[Saved entries]
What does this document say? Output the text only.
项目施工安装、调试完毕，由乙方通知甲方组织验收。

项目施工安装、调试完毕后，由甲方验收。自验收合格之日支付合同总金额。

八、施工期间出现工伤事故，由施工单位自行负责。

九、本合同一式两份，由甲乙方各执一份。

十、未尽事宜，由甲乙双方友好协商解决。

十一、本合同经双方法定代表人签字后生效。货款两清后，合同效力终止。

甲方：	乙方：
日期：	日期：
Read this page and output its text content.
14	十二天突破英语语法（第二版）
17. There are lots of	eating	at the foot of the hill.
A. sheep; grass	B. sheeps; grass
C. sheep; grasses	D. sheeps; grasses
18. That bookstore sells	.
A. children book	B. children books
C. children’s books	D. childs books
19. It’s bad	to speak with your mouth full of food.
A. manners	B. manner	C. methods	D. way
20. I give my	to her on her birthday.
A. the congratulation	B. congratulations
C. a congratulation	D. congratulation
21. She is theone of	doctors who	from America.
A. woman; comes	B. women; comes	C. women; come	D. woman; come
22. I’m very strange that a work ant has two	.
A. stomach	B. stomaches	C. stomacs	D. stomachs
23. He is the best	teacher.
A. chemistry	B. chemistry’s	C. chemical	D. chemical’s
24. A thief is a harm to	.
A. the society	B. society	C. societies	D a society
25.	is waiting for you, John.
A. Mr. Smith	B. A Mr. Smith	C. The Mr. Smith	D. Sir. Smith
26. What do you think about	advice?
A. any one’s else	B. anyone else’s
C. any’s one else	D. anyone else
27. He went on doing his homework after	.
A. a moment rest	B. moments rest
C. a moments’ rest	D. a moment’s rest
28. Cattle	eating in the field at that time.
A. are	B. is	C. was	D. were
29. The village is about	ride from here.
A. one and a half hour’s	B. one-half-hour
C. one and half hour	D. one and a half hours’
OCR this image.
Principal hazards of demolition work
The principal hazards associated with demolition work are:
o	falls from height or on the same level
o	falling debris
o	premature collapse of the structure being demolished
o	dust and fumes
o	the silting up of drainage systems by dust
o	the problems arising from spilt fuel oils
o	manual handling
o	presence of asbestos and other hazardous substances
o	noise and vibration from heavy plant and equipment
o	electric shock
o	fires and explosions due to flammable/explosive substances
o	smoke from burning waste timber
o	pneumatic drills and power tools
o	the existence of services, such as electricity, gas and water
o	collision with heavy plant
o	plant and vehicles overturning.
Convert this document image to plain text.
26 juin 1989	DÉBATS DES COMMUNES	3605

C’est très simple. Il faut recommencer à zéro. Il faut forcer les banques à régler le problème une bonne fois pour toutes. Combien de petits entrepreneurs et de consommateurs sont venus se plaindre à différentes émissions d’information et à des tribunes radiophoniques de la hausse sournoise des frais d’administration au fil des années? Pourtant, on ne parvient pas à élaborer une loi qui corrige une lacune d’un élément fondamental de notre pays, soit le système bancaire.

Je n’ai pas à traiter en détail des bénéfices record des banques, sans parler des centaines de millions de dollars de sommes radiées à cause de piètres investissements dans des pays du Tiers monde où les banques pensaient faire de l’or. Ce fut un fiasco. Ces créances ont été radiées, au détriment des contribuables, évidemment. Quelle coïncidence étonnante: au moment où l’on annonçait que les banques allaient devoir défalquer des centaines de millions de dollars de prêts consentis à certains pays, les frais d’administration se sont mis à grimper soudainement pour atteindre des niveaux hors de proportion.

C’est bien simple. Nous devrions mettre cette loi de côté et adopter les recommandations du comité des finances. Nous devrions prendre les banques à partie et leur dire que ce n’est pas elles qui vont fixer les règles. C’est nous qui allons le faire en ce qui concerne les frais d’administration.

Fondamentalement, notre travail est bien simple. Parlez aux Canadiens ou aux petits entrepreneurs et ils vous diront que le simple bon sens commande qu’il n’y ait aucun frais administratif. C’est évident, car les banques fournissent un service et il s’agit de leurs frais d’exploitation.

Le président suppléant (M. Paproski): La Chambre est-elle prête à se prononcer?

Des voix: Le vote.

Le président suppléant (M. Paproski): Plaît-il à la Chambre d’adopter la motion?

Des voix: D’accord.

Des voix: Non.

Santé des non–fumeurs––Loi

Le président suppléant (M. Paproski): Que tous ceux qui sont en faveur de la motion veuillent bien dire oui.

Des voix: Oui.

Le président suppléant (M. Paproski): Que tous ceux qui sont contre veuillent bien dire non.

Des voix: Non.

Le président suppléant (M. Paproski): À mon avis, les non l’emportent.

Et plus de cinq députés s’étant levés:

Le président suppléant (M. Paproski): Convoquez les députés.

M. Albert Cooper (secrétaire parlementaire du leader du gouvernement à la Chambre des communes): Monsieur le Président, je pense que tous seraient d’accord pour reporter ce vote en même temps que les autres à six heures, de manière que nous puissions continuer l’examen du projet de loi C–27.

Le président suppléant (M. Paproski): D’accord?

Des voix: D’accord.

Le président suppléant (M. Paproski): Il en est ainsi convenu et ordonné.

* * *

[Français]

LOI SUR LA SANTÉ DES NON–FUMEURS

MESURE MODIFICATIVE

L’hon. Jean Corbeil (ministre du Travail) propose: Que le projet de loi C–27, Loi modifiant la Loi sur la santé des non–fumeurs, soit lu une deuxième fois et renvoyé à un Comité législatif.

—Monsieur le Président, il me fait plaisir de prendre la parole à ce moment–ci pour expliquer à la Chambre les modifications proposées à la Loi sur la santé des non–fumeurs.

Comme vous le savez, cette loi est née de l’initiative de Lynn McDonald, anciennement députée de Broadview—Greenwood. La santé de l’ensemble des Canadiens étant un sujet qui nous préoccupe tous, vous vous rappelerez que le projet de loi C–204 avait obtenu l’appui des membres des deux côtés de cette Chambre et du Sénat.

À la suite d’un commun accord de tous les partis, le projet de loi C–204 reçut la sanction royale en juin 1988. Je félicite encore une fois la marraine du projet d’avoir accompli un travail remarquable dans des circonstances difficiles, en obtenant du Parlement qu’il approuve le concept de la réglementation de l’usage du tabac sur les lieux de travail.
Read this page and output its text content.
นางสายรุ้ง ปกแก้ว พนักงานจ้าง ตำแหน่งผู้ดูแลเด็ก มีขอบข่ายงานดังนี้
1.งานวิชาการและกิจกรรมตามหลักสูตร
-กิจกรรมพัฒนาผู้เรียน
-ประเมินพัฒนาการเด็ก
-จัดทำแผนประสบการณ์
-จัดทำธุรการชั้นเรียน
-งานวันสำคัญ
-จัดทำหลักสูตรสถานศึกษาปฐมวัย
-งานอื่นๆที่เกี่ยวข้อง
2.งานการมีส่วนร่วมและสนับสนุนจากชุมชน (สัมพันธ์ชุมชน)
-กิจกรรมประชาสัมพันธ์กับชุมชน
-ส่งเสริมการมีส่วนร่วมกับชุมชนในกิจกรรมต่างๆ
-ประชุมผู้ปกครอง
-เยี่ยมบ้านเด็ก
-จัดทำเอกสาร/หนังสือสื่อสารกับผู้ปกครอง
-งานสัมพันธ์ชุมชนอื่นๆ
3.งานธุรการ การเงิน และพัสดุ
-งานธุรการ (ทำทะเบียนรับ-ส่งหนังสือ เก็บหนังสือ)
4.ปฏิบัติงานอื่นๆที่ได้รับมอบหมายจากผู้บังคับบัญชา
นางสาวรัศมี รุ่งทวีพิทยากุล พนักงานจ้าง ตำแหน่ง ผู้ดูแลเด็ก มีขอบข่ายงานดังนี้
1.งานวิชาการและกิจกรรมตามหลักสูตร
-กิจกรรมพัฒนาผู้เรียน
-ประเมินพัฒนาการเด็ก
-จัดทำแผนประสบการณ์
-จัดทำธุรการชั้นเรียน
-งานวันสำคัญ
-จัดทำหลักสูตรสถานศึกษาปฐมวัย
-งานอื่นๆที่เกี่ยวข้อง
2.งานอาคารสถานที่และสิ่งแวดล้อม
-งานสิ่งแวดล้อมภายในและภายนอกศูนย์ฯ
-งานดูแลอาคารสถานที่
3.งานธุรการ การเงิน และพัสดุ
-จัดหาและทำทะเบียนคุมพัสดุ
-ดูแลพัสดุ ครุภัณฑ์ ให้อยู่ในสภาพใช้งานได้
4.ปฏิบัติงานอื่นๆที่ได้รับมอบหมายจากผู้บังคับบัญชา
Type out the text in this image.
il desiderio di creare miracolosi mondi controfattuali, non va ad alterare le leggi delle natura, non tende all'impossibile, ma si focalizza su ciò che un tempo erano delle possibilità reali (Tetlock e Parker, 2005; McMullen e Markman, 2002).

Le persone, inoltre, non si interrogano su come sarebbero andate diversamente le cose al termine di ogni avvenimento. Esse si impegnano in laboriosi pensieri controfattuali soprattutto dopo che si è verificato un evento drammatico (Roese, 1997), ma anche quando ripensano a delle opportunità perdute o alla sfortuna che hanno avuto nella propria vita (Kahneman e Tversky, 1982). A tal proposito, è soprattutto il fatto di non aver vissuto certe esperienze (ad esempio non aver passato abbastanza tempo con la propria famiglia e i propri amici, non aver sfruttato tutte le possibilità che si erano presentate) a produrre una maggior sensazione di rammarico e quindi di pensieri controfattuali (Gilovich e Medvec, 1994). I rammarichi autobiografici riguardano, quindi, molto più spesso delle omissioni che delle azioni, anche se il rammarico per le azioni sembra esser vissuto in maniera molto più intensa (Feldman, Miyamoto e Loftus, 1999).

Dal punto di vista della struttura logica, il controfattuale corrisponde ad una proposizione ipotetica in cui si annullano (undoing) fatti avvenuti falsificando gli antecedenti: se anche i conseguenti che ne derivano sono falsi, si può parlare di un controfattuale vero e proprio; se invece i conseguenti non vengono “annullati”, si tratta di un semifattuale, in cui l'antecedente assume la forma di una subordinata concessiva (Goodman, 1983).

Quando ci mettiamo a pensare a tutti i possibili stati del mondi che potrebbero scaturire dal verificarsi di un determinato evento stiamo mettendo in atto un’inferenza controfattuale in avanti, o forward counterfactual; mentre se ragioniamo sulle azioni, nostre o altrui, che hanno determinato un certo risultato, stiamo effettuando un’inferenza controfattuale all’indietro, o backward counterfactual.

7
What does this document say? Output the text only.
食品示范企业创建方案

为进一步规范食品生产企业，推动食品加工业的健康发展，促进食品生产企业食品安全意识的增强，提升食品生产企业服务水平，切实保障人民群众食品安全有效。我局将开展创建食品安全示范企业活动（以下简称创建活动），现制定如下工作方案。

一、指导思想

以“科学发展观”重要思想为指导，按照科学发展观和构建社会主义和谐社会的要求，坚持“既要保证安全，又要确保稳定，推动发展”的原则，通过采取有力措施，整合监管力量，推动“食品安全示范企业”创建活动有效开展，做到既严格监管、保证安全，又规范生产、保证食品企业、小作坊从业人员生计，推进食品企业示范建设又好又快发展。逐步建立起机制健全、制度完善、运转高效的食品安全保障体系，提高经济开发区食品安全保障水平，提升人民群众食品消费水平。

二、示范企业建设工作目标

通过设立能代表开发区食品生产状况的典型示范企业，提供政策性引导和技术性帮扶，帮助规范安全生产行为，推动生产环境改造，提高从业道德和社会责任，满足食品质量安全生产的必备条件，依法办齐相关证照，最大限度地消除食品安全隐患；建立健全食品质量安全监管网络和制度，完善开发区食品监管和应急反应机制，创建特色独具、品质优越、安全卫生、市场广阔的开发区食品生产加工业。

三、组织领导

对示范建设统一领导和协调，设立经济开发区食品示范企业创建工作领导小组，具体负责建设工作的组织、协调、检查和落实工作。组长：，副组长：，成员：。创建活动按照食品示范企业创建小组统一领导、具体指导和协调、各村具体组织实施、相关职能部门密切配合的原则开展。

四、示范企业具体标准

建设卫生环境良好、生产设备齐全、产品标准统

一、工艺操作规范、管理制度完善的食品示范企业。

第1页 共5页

= Directions for this task =
Isolate the lines that hold the word "ceux" and copy all of them.

= Worked solution =
Le président suppléant (M. Paproski): Que tous ceux qui sont en faveur de la motion veuillent bien dire oui.
Le président suppléant (M. Paproski): Que tous ceux qui sont contre veuillent bien dire non.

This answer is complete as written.